EXERCISE PROMPT = All lines featuring the string "title" are to be listed.

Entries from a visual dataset
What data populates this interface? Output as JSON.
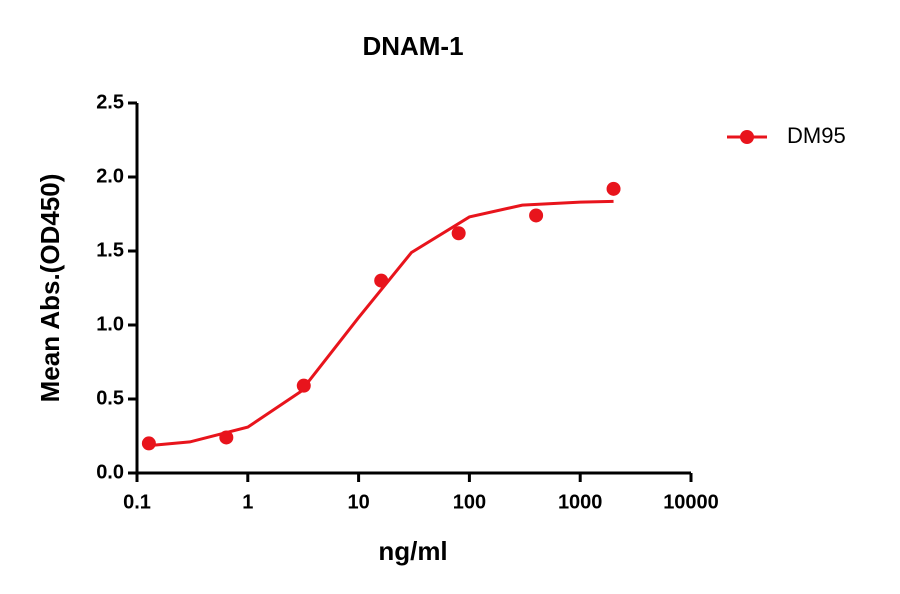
{
  "chart_data": {
    "type": "scatter",
    "title": "DNAM-1",
    "x_label": "ng/ml",
    "y_label": "Mean Abs.(OD450)",
    "x_scale": "log",
    "xlim": [
      0.1,
      10000
    ],
    "xticks": [
      0.1,
      1,
      10,
      100,
      1000,
      10000
    ],
    "ylim": [
      0,
      2.5
    ],
    "yticks": [
      {
        "value": 0,
        "label": "0.0"
      },
      0.5,
      {
        "value": 1,
        "label": "1.0"
      },
      1.5,
      {
        "value": 2,
        "label": "2.0"
      },
      2.5
    ],
    "legend": "top-right",
    "series": [
      {
        "name": "DM95",
        "color": "#e8141c",
        "x": [
          0.128,
          0.64,
          3.2,
          16,
          80,
          400,
          2000
        ],
        "values": [
          0.2,
          0.24,
          0.59,
          1.3,
          1.62,
          1.74,
          1.92
        ],
        "fit": {
          "x": [
            0.128,
            0.3,
            1,
            3,
            10,
            30,
            100,
            300,
            1000,
            2000
          ],
          "values": [
            0.185,
            0.21,
            0.31,
            0.55,
            1.05,
            1.49,
            1.73,
            1.81,
            1.83,
            1.835
          ]
        }
      }
    ]
  }
}
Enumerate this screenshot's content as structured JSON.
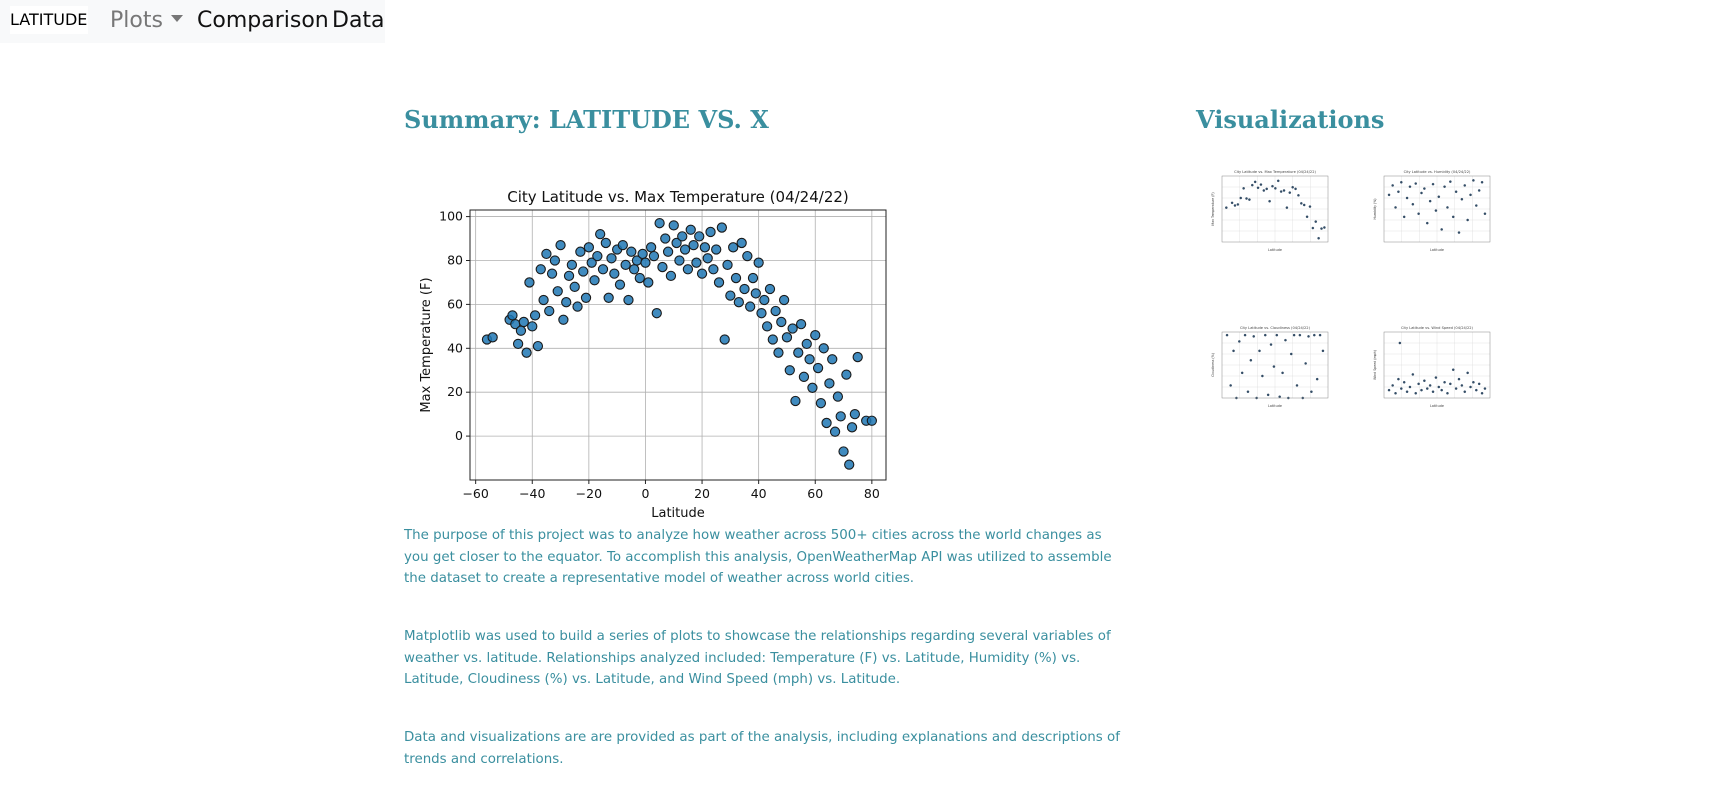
{
  "navbar": {
    "brand": "LATITUDE",
    "plots_label": "Plots",
    "comparison_label": "Comparison",
    "data_label": "Data"
  },
  "summary": {
    "heading": "Summary: LATITUDE VS. X",
    "paragraphs": [
      "The purpose of this project was to analyze how weather across 500+ cities across the world changes as you get closer to the equator. To accomplish this analysis, OpenWeatherMap API was utilized to assemble the dataset to create a representative model of weather across world cities.",
      "Matplotlib was used to build a series of plots to showcase the relationships regarding several variables of weather vs. latitude. Relationships analyzed included: Temperature (F) vs. Latitude, Humidity (%) vs. Latitude, Cloudiness (%) vs. Latitude, and Wind Speed (mph) vs. Latitude.",
      "Data and visualizations are are provided as part of the analysis, including explanations and descriptions of trends and correlations."
    ]
  },
  "visualizations": {
    "heading": "Visualizations"
  },
  "colors": {
    "heading": "#3a8f9f",
    "marker_fill": "#1f77b4",
    "marker_edge": "#1a1a1a",
    "thumb_marker": "#1f3b57"
  },
  "chart_data": [
    {
      "type": "scatter",
      "title": "City Latitude vs. Max Temperature (04/24/22)",
      "xlabel": "Latitude",
      "ylabel": "Max Temperature (F)",
      "xlim": [
        -62,
        85
      ],
      "ylim": [
        -20,
        103
      ],
      "xticks": [
        -60,
        -40,
        -20,
        0,
        20,
        40,
        60,
        80
      ],
      "yticks": [
        0,
        20,
        40,
        60,
        80,
        100
      ],
      "grid": true,
      "points": [
        [
          -56,
          44
        ],
        [
          -54,
          45
        ],
        [
          -48,
          53
        ],
        [
          -47,
          55
        ],
        [
          -46,
          51
        ],
        [
          -45,
          42
        ],
        [
          -44,
          48
        ],
        [
          -43,
          52
        ],
        [
          -42,
          38
        ],
        [
          -41,
          70
        ],
        [
          -40,
          50
        ],
        [
          -39,
          55
        ],
        [
          -38,
          41
        ],
        [
          -37,
          76
        ],
        [
          -36,
          62
        ],
        [
          -35,
          83
        ],
        [
          -34,
          57
        ],
        [
          -33,
          74
        ],
        [
          -32,
          80
        ],
        [
          -31,
          66
        ],
        [
          -30,
          87
        ],
        [
          -29,
          53
        ],
        [
          -28,
          61
        ],
        [
          -27,
          73
        ],
        [
          -26,
          78
        ],
        [
          -25,
          68
        ],
        [
          -24,
          59
        ],
        [
          -23,
          84
        ],
        [
          -22,
          75
        ],
        [
          -21,
          63
        ],
        [
          -20,
          86
        ],
        [
          -19,
          79
        ],
        [
          -18,
          71
        ],
        [
          -17,
          82
        ],
        [
          -16,
          92
        ],
        [
          -15,
          76
        ],
        [
          -14,
          88
        ],
        [
          -13,
          63
        ],
        [
          -12,
          81
        ],
        [
          -11,
          74
        ],
        [
          -10,
          85
        ],
        [
          -9,
          69
        ],
        [
          -8,
          87
        ],
        [
          -7,
          78
        ],
        [
          -6,
          62
        ],
        [
          -5,
          84
        ],
        [
          -4,
          76
        ],
        [
          -3,
          80
        ],
        [
          -2,
          72
        ],
        [
          -1,
          83
        ],
        [
          0,
          79
        ],
        [
          1,
          70
        ],
        [
          2,
          86
        ],
        [
          3,
          82
        ],
        [
          4,
          56
        ],
        [
          5,
          97
        ],
        [
          6,
          77
        ],
        [
          7,
          90
        ],
        [
          8,
          84
        ],
        [
          9,
          73
        ],
        [
          10,
          96
        ],
        [
          11,
          88
        ],
        [
          12,
          80
        ],
        [
          13,
          91
        ],
        [
          14,
          85
        ],
        [
          15,
          76
        ],
        [
          16,
          94
        ],
        [
          17,
          87
        ],
        [
          18,
          79
        ],
        [
          19,
          91
        ],
        [
          20,
          74
        ],
        [
          21,
          86
        ],
        [
          22,
          81
        ],
        [
          23,
          93
        ],
        [
          24,
          76
        ],
        [
          25,
          85
        ],
        [
          26,
          70
        ],
        [
          27,
          95
        ],
        [
          28,
          44
        ],
        [
          29,
          78
        ],
        [
          30,
          64
        ],
        [
          31,
          86
        ],
        [
          32,
          72
        ],
        [
          33,
          61
        ],
        [
          34,
          88
        ],
        [
          35,
          67
        ],
        [
          36,
          82
        ],
        [
          37,
          59
        ],
        [
          38,
          72
        ],
        [
          39,
          65
        ],
        [
          40,
          79
        ],
        [
          41,
          56
        ],
        [
          42,
          62
        ],
        [
          43,
          50
        ],
        [
          44,
          67
        ],
        [
          45,
          44
        ],
        [
          46,
          57
        ],
        [
          47,
          38
        ],
        [
          48,
          52
        ],
        [
          49,
          62
        ],
        [
          50,
          45
        ],
        [
          51,
          30
        ],
        [
          52,
          49
        ],
        [
          53,
          16
        ],
        [
          54,
          38
        ],
        [
          55,
          51
        ],
        [
          56,
          27
        ],
        [
          57,
          42
        ],
        [
          58,
          35
        ],
        [
          59,
          22
        ],
        [
          60,
          46
        ],
        [
          61,
          31
        ],
        [
          62,
          15
        ],
        [
          63,
          40
        ],
        [
          64,
          6
        ],
        [
          65,
          24
        ],
        [
          66,
          35
        ],
        [
          67,
          2
        ],
        [
          68,
          18
        ],
        [
          69,
          9
        ],
        [
          70,
          -7
        ],
        [
          71,
          28
        ],
        [
          72,
          -13
        ],
        [
          73,
          4
        ],
        [
          74,
          10
        ],
        [
          75,
          36
        ],
        [
          78,
          7
        ],
        [
          80,
          7
        ]
      ]
    },
    {
      "type": "scatter",
      "title": "City Latitude vs. Max Temperature (04/24/22)",
      "xlabel": "Latitude",
      "ylabel": "Max Temperature (F)",
      "xlim": [
        -62,
        85
      ],
      "ylim": [
        -20,
        103
      ],
      "points": [
        [
          -56,
          44
        ],
        [
          -48,
          53
        ],
        [
          -44,
          48
        ],
        [
          -40,
          50
        ],
        [
          -36,
          62
        ],
        [
          -32,
          80
        ],
        [
          -28,
          61
        ],
        [
          -24,
          59
        ],
        [
          -20,
          86
        ],
        [
          -16,
          92
        ],
        [
          -12,
          81
        ],
        [
          -8,
          87
        ],
        [
          -4,
          76
        ],
        [
          0,
          79
        ],
        [
          4,
          56
        ],
        [
          8,
          84
        ],
        [
          12,
          80
        ],
        [
          16,
          94
        ],
        [
          20,
          74
        ],
        [
          24,
          76
        ],
        [
          28,
          44
        ],
        [
          32,
          72
        ],
        [
          36,
          82
        ],
        [
          40,
          79
        ],
        [
          44,
          67
        ],
        [
          48,
          52
        ],
        [
          52,
          49
        ],
        [
          56,
          27
        ],
        [
          60,
          46
        ],
        [
          64,
          6
        ],
        [
          68,
          18
        ],
        [
          72,
          -13
        ],
        [
          76,
          5
        ],
        [
          80,
          7
        ]
      ]
    },
    {
      "type": "scatter",
      "title": "City Latitude vs. Humidity (04/24/22)",
      "xlabel": "Latitude",
      "ylabel": "Humidity (%)",
      "xlim": [
        -62,
        85
      ],
      "ylim": [
        0,
        105
      ],
      "points": [
        [
          -55,
          75
        ],
        [
          -50,
          90
        ],
        [
          -46,
          55
        ],
        [
          -42,
          80
        ],
        [
          -38,
          95
        ],
        [
          -34,
          40
        ],
        [
          -30,
          70
        ],
        [
          -26,
          88
        ],
        [
          -22,
          60
        ],
        [
          -18,
          93
        ],
        [
          -14,
          45
        ],
        [
          -10,
          78
        ],
        [
          -6,
          85
        ],
        [
          -2,
          30
        ],
        [
          2,
          65
        ],
        [
          6,
          92
        ],
        [
          10,
          50
        ],
        [
          14,
          72
        ],
        [
          18,
          20
        ],
        [
          22,
          88
        ],
        [
          26,
          55
        ],
        [
          30,
          96
        ],
        [
          34,
          40
        ],
        [
          38,
          80
        ],
        [
          42,
          15
        ],
        [
          46,
          68
        ],
        [
          50,
          90
        ],
        [
          54,
          35
        ],
        [
          58,
          75
        ],
        [
          62,
          98
        ],
        [
          66,
          58
        ],
        [
          70,
          82
        ],
        [
          74,
          95
        ],
        [
          78,
          45
        ]
      ]
    },
    {
      "type": "scatter",
      "title": "City Latitude vs. Cloudiness (04/24/22)",
      "xlabel": "Latitude",
      "ylabel": "Cloudiness (%)",
      "xlim": [
        -62,
        85
      ],
      "ylim": [
        0,
        105
      ],
      "points": [
        [
          -55,
          100
        ],
        [
          -50,
          20
        ],
        [
          -46,
          75
        ],
        [
          -42,
          0
        ],
        [
          -38,
          90
        ],
        [
          -34,
          40
        ],
        [
          -30,
          100
        ],
        [
          -26,
          10
        ],
        [
          -22,
          60
        ],
        [
          -18,
          98
        ],
        [
          -14,
          0
        ],
        [
          -10,
          75
        ],
        [
          -6,
          35
        ],
        [
          -2,
          100
        ],
        [
          2,
          5
        ],
        [
          6,
          85
        ],
        [
          10,
          50
        ],
        [
          14,
          100
        ],
        [
          18,
          2
        ],
        [
          22,
          40
        ],
        [
          26,
          92
        ],
        [
          30,
          0
        ],
        [
          34,
          70
        ],
        [
          38,
          100
        ],
        [
          42,
          20
        ],
        [
          46,
          100
        ],
        [
          50,
          0
        ],
        [
          54,
          55
        ],
        [
          58,
          98
        ],
        [
          62,
          10
        ],
        [
          66,
          100
        ],
        [
          70,
          30
        ],
        [
          74,
          100
        ],
        [
          78,
          75
        ]
      ]
    },
    {
      "type": "scatter",
      "title": "City Latitude vs. Wind Speed (04/24/22)",
      "xlabel": "Latitude",
      "ylabel": "Wind Speed (mph)",
      "xlim": [
        -62,
        85
      ],
      "ylim": [
        0,
        42
      ],
      "points": [
        [
          -55,
          5
        ],
        [
          -50,
          8
        ],
        [
          -46,
          3
        ],
        [
          -42,
          12
        ],
        [
          -40,
          35
        ],
        [
          -38,
          6
        ],
        [
          -34,
          10
        ],
        [
          -30,
          4
        ],
        [
          -26,
          7
        ],
        [
          -22,
          15
        ],
        [
          -18,
          3
        ],
        [
          -14,
          9
        ],
        [
          -10,
          5
        ],
        [
          -6,
          11
        ],
        [
          -2,
          6
        ],
        [
          2,
          8
        ],
        [
          6,
          4
        ],
        [
          10,
          13
        ],
        [
          14,
          7
        ],
        [
          18,
          5
        ],
        [
          22,
          10
        ],
        [
          26,
          3
        ],
        [
          30,
          9
        ],
        [
          34,
          18
        ],
        [
          38,
          6
        ],
        [
          42,
          12
        ],
        [
          46,
          8
        ],
        [
          50,
          4
        ],
        [
          54,
          16
        ],
        [
          58,
          7
        ],
        [
          62,
          10
        ],
        [
          66,
          5
        ],
        [
          70,
          9
        ],
        [
          74,
          3
        ],
        [
          78,
          6
        ]
      ]
    }
  ]
}
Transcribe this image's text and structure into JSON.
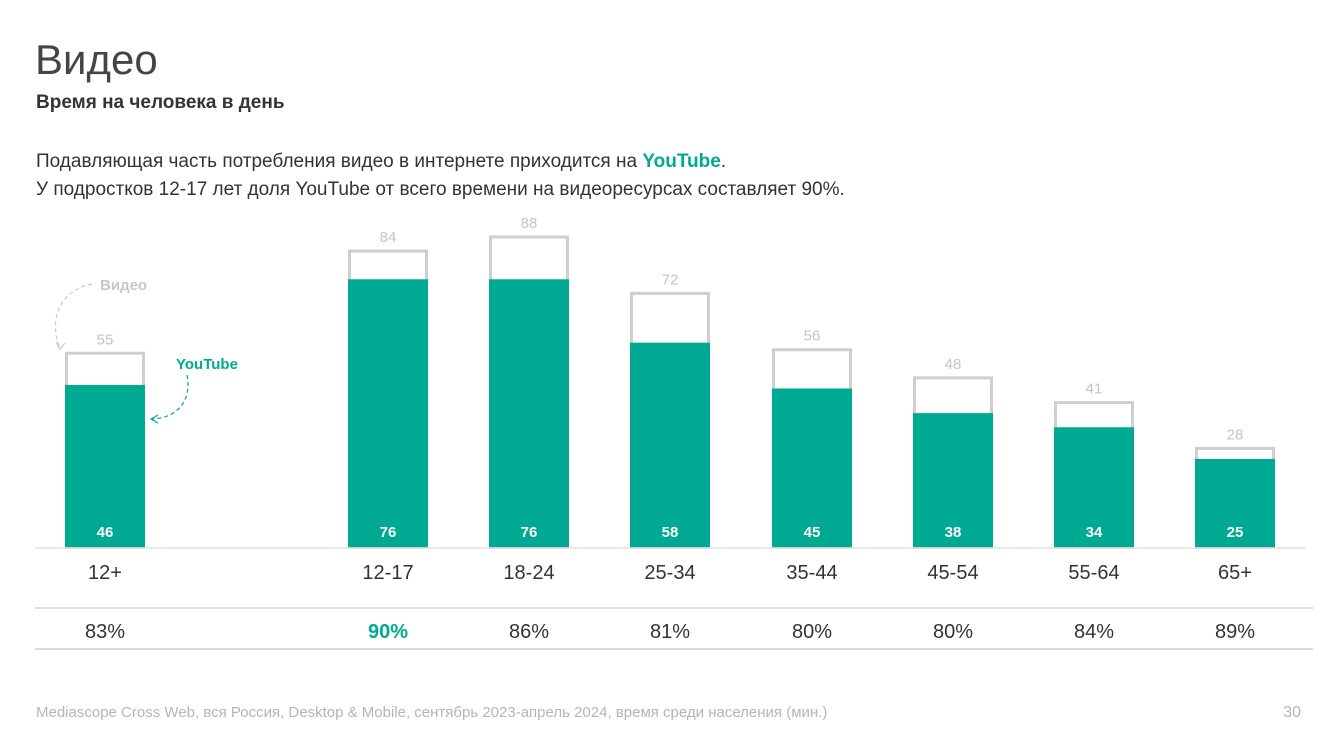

OUTPUT =
    "title": "DNAM-1",
      "title": "City Latitude vs. Max Temperature (04/24/22)",
      "title": "City Latitude vs. Max Temperature (04/24/22)",
      "title": "City Latitude vs. Humidity (04/24/22)",
      "title": "City Latitude vs. Cloudiness (04/24/22)",
      "title": "City Latitude vs. Wind Speed (04/24/22)",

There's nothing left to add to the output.